(Data entries)
----------
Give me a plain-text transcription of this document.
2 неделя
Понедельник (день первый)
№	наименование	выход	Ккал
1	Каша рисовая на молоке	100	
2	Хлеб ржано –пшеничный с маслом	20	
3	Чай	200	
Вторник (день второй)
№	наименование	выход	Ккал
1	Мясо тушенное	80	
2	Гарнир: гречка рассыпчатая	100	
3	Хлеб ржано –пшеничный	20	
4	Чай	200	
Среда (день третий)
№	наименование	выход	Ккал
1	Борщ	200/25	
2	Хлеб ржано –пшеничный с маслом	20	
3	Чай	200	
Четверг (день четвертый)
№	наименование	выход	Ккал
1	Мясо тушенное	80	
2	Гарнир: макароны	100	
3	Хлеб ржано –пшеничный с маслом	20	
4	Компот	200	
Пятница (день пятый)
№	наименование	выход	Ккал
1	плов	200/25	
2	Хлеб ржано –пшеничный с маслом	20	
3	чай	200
----------
### [Directions for this task]
Give all the entries again exactly; leave none out.

### [Final answer]
Give me a plain-text transcription of this document.
2 неделя
Понедельник (день первый)
№	наименование	выход	Ккал
1	Каша рисовая на молоке	100	
2	Хлеб ржано –пшеничный с маслом	20	
3	Чай	200	
Вторник (день второй)
№	наименование	выход	Ккал
1	Мясо тушенное	80	
2	Гарнир: гречка рассыпчатая	100	
3	Хлеб ржано –пшеничный	20	
4	Чай	200	
Среда (день третий)
№	наименование	выход	Ккал
1	Борщ	200/25	
2	Хлеб ржано –пшеничный с маслом	20	
3	Чай	200	
Четверг (день четвертый)
№	наименование	выход	Ккал
1	Мясо тушенное	80	
2	Гарнир: макароны	100	
3	Хлеб ржано –пшеничный с маслом	20	
4	Компот	200	
Пятница (день пятый)
№	наименование	выход	Ккал
1	плов	200/25	
2	Хлеб ржано –пшеничный с маслом	20	
3	чай	200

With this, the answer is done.